» **WORK TO COMPLETE**:
Identify the lines that contain the string "JavaScript" and copy all of them.

─── DATA FOR THIS EXERCISE ───

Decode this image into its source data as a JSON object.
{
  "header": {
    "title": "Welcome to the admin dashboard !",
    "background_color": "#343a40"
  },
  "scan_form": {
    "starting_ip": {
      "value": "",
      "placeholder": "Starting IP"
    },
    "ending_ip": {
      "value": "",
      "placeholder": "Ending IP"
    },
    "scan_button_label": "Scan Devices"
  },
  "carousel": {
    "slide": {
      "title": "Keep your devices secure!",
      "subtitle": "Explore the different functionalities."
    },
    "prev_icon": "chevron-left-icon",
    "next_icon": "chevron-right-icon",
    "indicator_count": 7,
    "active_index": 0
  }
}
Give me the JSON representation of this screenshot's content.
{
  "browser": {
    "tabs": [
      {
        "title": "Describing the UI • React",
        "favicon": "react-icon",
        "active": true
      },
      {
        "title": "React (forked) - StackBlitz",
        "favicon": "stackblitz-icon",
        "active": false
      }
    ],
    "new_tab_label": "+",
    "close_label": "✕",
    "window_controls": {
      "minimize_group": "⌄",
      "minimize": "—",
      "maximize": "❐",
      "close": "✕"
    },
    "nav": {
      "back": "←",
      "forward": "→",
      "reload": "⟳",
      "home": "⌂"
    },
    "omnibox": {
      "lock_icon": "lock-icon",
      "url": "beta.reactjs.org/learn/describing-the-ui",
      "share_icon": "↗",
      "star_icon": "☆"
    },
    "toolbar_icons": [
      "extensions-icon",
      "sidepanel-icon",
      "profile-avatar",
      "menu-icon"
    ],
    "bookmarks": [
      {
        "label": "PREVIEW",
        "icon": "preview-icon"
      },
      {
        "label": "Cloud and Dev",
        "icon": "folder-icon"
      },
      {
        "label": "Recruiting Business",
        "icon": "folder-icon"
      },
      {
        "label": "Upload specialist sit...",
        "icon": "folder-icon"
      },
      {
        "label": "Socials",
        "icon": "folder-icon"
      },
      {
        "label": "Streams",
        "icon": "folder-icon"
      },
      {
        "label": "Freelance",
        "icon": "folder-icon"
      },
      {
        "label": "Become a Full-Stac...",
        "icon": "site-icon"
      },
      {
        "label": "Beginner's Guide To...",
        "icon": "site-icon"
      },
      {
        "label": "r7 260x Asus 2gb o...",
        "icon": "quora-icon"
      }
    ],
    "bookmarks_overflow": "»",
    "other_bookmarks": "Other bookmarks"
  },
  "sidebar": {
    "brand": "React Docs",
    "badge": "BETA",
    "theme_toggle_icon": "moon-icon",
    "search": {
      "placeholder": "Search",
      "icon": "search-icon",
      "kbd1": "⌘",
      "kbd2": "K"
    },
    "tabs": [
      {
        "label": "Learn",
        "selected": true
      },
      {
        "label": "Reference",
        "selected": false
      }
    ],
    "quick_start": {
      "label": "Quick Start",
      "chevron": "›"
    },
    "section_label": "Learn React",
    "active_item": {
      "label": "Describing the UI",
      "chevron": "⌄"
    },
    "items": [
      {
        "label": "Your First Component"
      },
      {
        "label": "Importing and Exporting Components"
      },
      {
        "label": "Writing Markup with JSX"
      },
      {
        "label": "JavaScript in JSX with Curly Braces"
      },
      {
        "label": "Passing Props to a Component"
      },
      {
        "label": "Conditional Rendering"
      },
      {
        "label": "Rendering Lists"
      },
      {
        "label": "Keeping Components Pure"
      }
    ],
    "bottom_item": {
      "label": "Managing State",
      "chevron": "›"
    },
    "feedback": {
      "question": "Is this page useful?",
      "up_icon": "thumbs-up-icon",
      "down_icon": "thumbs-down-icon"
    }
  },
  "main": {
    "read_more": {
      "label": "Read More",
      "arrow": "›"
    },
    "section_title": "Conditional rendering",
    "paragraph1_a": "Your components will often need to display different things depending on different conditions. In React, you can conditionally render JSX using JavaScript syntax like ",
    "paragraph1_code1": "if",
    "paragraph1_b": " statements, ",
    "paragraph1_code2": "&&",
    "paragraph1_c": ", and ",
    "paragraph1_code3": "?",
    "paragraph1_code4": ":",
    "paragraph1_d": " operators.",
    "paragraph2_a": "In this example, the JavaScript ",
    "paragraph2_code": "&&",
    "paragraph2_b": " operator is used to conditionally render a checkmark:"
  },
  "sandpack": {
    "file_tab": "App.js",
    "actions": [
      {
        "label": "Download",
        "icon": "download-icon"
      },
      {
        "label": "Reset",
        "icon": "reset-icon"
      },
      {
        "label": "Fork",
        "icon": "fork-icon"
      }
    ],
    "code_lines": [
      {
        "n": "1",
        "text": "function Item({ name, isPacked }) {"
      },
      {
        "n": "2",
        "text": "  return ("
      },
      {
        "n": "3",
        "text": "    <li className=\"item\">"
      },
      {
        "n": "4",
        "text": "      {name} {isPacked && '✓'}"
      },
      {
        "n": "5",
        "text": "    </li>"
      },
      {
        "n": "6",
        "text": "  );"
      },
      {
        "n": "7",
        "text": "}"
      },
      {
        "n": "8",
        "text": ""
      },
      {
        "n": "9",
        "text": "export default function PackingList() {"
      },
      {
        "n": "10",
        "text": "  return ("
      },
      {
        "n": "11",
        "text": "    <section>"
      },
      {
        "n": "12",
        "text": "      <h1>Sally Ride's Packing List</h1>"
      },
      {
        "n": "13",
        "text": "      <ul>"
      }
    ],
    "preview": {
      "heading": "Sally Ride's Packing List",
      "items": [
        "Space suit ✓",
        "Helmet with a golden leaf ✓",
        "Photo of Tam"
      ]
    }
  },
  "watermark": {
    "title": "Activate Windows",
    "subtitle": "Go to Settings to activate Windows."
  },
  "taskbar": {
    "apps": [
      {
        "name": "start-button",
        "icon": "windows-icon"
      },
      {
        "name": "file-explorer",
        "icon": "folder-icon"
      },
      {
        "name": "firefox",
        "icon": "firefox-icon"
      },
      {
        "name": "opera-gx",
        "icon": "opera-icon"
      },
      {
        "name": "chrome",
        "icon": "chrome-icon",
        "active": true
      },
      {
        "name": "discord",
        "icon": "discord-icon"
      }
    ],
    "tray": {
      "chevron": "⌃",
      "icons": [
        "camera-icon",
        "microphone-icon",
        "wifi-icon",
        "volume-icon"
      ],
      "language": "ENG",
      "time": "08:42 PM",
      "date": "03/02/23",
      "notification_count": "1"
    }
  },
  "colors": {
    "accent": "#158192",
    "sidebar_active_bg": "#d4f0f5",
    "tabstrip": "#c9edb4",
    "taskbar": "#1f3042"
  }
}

───

» **THE REPLY**:
        "label": "JavaScript in JSX with Curly Braces"
    "paragraph1_a": "Your components will often need to display different things depending on different conditions. In React, you can conditionally render JSX using JavaScript syntax like ",
    "paragraph2_a": "In this example, the JavaScript ",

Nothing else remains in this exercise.